Dataset -
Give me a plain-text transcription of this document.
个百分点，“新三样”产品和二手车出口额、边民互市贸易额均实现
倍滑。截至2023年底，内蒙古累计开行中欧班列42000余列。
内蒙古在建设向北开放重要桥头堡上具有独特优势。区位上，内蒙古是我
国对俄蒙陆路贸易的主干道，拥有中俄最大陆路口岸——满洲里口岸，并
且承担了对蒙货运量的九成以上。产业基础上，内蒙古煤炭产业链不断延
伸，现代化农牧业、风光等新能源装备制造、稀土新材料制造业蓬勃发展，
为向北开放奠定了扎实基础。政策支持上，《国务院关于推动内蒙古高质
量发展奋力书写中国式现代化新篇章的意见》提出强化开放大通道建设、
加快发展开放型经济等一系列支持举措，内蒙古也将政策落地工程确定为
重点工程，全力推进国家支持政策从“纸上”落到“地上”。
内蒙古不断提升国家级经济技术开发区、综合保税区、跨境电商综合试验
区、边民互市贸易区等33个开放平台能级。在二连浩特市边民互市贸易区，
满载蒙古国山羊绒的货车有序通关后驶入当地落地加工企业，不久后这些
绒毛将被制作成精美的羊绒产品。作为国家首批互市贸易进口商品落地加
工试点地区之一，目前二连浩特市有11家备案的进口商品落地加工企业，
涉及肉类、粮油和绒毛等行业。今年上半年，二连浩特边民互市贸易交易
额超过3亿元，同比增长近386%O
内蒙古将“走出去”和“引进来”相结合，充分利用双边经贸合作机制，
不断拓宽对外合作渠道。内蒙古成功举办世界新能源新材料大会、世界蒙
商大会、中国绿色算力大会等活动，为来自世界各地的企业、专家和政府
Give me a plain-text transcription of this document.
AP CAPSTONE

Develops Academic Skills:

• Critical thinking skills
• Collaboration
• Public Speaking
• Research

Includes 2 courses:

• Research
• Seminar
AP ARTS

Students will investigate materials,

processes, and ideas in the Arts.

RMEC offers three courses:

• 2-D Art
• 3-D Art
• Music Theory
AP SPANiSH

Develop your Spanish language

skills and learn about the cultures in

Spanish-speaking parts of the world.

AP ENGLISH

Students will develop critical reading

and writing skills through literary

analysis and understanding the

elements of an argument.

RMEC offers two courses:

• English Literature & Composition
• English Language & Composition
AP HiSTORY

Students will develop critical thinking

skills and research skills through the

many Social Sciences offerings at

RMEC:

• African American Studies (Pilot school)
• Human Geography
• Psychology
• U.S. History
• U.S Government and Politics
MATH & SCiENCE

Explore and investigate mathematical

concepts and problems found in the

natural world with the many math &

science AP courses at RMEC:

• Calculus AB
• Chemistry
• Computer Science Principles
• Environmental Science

What you are asked to do - Would you give the material above again, complete and exact?

Response -
Give me a plain-text transcription of this document.
个百分点，“新三样”产品和二手车出口额、边民互市贸易额均实现
倍滑。截至2023年底，内蒙古累计开行中欧班列42000余列。
内蒙古在建设向北开放重要桥头堡上具有独特优势。区位上，内蒙古是我
国对俄蒙陆路贸易的主干道，拥有中俄最大陆路口岸——满洲里口岸，并
且承担了对蒙货运量的九成以上。产业基础上，内蒙古煤炭产业链不断延
伸，现代化农牧业、风光等新能源装备制造、稀土新材料制造业蓬勃发展，
为向北开放奠定了扎实基础。政策支持上，《国务院关于推动内蒙古高质
量发展奋力书写中国式现代化新篇章的意见》提出强化开放大通道建设、
加快发展开放型经济等一系列支持举措，内蒙古也将政策落地工程确定为
重点工程，全力推进国家支持政策从“纸上”落到“地上”。
内蒙古不断提升国家级经济技术开发区、综合保税区、跨境电商综合试验
区、边民互市贸易区等33个开放平台能级。在二连浩特市边民互市贸易区，
满载蒙古国山羊绒的货车有序通关后驶入当地落地加工企业，不久后这些
绒毛将被制作成精美的羊绒产品。作为国家首批互市贸易进口商品落地加
工试点地区之一，目前二连浩特市有11家备案的进口商品落地加工企业，
涉及肉类、粮油和绒毛等行业。今年上半年，二连浩特边民互市贸易交易
额超过3亿元，同比增长近386%O
内蒙古将“走出去”和“引进来”相结合，充分利用双边经贸合作机制，
不断拓宽对外合作渠道。内蒙古成功举办世界新能源新材料大会、世界蒙
商大会、中国绿色算力大会等活动，为来自世界各地的企业、专家和政府
Give me a plain-text transcription of this document.
AP CAPSTONE

Develops Academic Skills:

• Critical thinking skills
• Collaboration
• Public Speaking
• Research

Includes 2 courses:

• Research
• Seminar
AP ARTS

Students will investigate materials,

processes, and ideas in the Arts.

RMEC offers three courses:

• 2-D Art
• 3-D Art
• Music Theory
AP SPANiSH

Develop your Spanish language

skills and learn about the cultures in

Spanish-speaking parts of the world.

AP ENGLISH

Students will develop critical reading

and writing skills through literary

analysis and understanding the

elements of an argument.

RMEC offers two courses:

• English Literature & Composition
• English Language & Composition
AP HiSTORY

Students will develop critical thinking

skills and research skills through the

many Social Sciences offerings at

RMEC:

• African American Studies (Pilot school)
• Human Geography
• Psychology
• U.S. History
• U.S Government and Politics
MATH & SCiENCE

Explore and investigate mathematical

concepts and problems found in the

natural world with the many math &

science AP courses at RMEC:

• Calculus AB
• Chemistry
• Computer Science Principles
• Environmental Science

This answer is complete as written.